PROVIDED DATA —

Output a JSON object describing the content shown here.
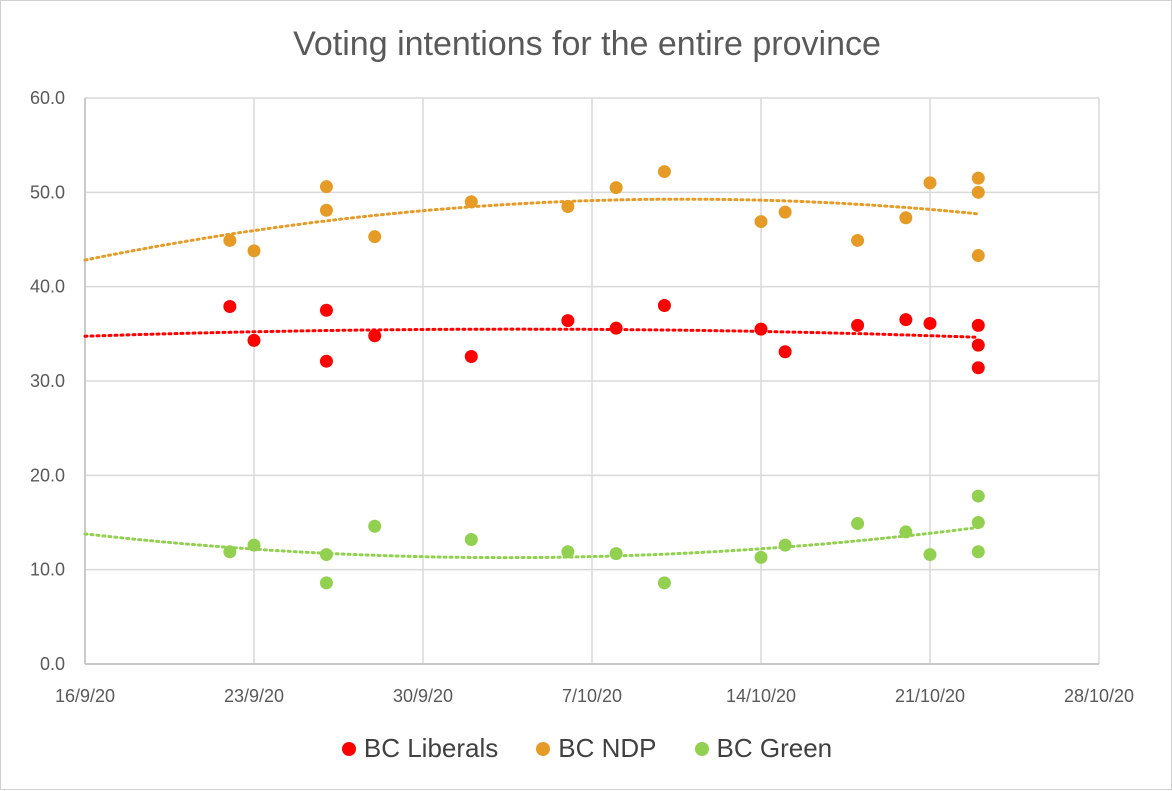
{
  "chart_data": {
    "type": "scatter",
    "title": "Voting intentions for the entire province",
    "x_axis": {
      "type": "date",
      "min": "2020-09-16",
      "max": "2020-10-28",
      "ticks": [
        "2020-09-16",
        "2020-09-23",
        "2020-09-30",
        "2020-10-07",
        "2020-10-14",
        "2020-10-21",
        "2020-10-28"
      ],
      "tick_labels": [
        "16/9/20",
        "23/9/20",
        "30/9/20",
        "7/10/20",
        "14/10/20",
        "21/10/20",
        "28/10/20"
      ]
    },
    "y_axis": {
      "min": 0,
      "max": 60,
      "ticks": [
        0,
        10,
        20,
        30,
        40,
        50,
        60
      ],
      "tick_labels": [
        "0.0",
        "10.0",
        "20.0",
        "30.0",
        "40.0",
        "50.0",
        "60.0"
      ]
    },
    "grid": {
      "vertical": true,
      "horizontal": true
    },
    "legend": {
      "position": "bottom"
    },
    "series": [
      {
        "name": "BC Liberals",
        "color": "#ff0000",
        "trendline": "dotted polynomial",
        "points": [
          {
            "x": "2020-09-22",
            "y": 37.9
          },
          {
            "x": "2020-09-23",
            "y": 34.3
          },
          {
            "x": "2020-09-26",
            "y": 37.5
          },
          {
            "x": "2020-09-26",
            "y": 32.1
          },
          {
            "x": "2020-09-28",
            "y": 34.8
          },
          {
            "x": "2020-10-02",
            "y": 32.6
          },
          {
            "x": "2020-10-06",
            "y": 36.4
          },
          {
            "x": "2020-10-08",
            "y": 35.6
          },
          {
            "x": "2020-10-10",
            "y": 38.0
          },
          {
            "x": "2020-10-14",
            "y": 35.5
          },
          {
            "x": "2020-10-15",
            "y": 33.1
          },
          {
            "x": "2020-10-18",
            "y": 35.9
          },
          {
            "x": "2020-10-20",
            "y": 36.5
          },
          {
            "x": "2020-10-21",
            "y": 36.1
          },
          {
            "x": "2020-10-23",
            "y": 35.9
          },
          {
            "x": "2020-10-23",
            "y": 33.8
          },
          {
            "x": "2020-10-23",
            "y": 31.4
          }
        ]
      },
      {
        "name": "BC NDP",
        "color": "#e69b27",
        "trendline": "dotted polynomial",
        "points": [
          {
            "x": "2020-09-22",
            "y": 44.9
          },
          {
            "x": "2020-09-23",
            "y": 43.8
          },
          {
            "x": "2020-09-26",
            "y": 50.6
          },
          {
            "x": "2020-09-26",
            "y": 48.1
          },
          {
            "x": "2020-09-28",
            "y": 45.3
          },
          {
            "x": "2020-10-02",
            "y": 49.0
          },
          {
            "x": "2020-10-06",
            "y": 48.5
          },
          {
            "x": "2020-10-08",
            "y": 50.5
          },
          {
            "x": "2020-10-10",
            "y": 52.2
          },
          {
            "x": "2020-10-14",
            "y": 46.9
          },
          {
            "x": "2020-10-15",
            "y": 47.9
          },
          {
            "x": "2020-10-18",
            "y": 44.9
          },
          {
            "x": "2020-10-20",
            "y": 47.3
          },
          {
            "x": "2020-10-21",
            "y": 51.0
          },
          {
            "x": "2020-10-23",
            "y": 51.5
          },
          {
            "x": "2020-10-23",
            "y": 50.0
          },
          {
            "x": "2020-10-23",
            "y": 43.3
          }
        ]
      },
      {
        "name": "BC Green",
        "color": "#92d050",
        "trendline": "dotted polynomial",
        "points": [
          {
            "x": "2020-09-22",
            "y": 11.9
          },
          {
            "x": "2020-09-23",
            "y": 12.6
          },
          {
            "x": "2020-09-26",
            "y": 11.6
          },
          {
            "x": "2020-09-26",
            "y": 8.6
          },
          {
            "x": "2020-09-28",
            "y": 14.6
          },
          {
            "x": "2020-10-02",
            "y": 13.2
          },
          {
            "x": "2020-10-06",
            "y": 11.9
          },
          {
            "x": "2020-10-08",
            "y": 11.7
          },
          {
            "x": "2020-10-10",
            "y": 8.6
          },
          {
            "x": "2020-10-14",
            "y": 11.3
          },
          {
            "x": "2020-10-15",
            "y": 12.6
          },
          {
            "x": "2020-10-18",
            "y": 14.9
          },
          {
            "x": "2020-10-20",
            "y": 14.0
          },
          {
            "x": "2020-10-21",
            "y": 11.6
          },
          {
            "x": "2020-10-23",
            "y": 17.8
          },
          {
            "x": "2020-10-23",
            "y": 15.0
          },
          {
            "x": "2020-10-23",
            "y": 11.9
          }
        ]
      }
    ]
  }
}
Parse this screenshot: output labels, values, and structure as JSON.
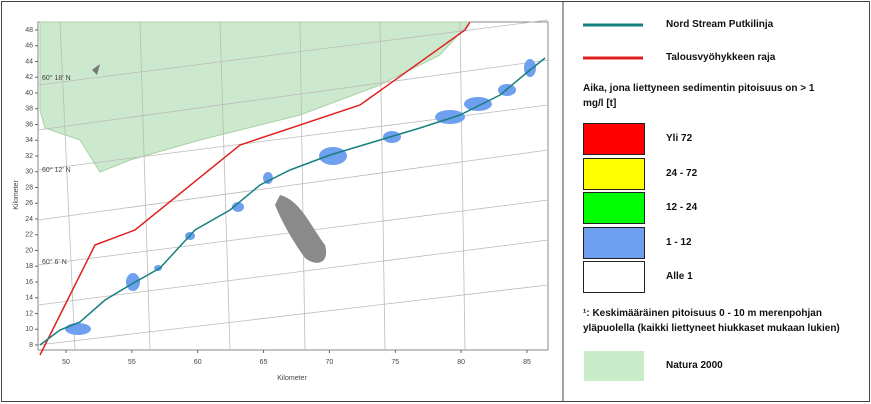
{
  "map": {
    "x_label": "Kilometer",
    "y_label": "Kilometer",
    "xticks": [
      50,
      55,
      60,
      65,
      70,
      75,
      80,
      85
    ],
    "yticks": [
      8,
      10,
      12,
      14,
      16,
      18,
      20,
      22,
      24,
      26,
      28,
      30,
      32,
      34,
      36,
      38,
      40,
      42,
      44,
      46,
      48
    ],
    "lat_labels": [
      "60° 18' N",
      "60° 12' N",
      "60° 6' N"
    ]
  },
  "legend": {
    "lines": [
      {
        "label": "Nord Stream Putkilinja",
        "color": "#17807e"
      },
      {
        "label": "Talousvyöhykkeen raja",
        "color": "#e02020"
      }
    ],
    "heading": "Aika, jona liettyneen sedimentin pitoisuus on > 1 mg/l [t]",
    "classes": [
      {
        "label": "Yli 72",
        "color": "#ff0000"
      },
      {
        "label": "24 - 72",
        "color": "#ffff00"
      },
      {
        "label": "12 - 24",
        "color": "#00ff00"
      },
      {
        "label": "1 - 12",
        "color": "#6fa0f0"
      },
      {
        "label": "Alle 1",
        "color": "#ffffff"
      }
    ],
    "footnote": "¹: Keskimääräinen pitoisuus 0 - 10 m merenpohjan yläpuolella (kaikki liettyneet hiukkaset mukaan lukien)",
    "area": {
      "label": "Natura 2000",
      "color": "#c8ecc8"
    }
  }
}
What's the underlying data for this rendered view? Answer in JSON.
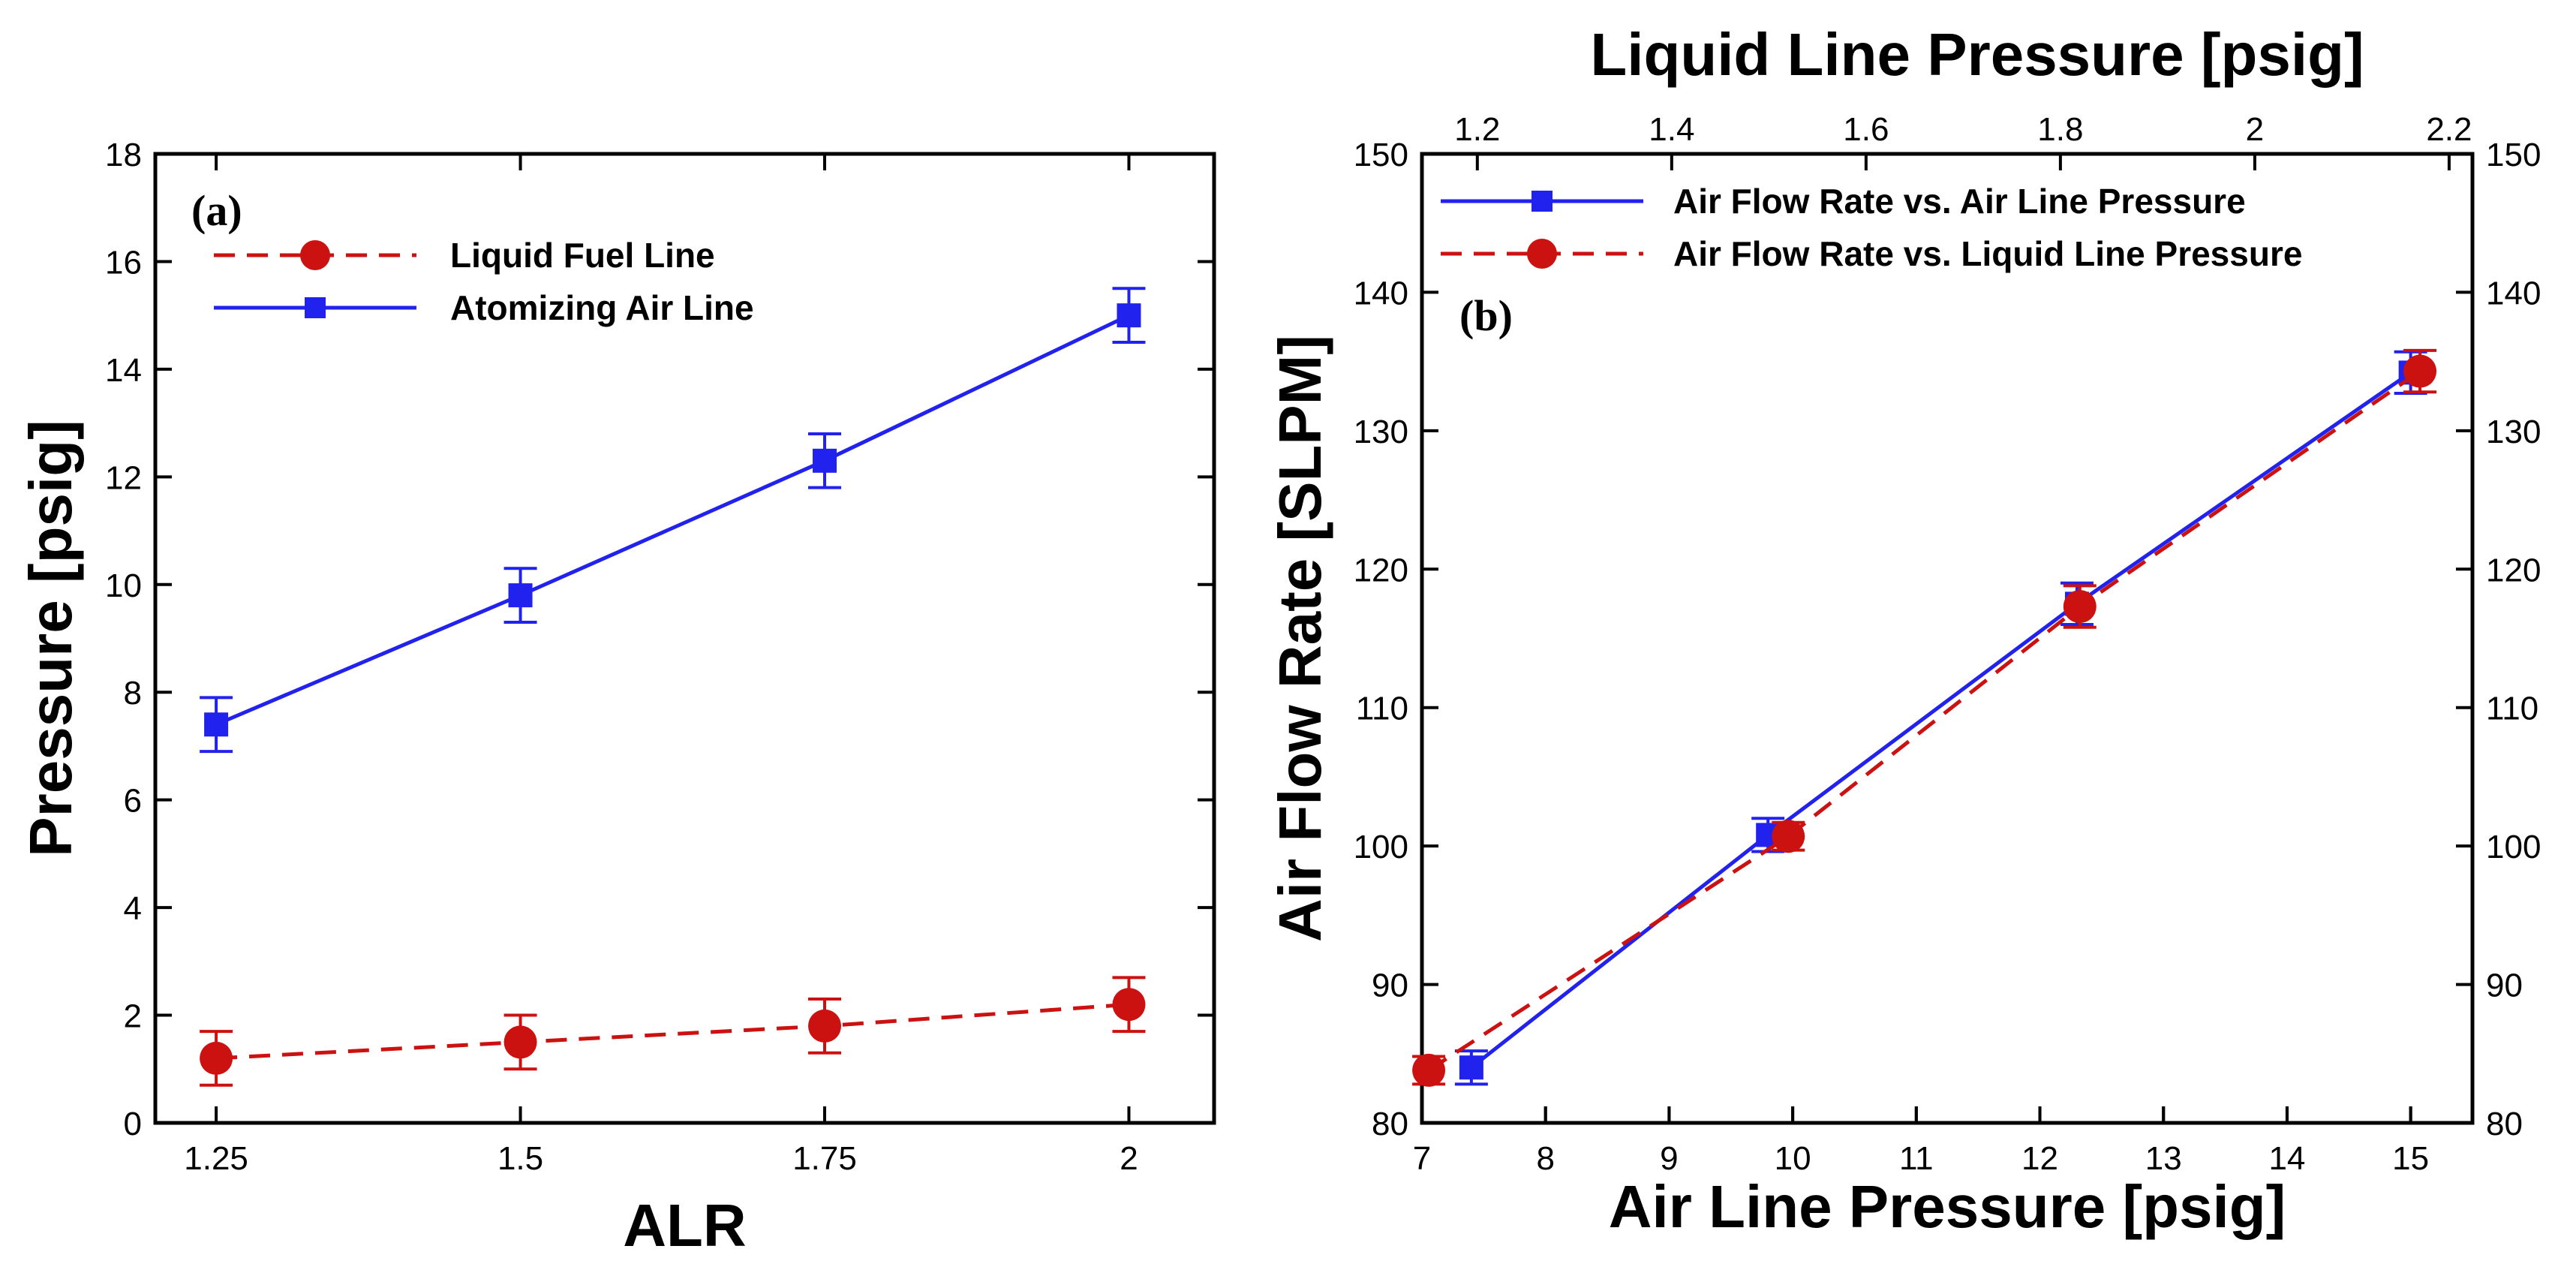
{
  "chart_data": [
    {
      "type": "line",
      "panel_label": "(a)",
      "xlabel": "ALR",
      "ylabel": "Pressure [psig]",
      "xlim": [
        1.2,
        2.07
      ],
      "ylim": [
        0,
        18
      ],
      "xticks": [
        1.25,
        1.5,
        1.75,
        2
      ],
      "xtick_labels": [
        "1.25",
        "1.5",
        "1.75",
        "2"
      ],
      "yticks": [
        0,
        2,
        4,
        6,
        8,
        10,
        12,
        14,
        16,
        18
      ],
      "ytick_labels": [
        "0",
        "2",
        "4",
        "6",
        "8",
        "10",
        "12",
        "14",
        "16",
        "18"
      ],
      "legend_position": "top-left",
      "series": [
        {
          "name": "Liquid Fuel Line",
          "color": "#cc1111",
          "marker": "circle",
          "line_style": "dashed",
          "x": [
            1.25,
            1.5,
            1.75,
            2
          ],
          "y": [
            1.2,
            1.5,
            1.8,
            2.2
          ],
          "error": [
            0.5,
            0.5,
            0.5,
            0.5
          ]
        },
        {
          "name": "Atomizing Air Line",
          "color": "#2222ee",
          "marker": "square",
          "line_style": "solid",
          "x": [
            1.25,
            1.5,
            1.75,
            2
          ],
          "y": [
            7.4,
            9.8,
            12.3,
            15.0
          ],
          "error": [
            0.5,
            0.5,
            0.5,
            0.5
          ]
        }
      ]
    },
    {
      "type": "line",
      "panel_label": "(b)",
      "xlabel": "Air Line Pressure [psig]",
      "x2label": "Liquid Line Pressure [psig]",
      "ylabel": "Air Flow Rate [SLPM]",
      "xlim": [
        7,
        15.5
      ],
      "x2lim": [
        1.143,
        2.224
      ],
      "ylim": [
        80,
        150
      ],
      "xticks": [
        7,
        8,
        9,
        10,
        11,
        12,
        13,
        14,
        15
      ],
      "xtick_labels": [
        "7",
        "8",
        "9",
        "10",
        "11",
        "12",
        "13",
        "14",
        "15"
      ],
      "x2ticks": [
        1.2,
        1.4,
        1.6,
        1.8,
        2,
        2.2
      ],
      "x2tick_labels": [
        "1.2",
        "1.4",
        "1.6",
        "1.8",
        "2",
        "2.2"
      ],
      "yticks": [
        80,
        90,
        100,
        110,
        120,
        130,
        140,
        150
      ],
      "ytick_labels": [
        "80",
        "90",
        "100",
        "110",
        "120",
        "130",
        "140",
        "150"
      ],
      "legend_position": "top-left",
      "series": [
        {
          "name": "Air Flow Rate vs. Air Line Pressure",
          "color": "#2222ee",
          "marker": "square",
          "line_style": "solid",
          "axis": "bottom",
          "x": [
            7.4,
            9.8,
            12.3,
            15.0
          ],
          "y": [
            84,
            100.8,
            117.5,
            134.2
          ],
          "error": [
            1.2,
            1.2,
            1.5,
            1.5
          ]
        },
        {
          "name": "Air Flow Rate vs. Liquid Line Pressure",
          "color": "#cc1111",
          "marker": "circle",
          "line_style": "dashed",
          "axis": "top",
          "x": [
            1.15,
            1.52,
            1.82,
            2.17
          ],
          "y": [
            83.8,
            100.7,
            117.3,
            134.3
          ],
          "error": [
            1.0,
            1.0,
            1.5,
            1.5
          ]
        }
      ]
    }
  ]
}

TASK TO COMPLETE — Above are the records. Copy every line in them holding "Flow".

OUTPUT OF THE TASK —
      "ylabel": "Air Flow Rate [SLPM]",
          "name": "Air Flow Rate vs. Air Line Pressure",
          "name": "Air Flow Rate vs. Liquid Line Pressure",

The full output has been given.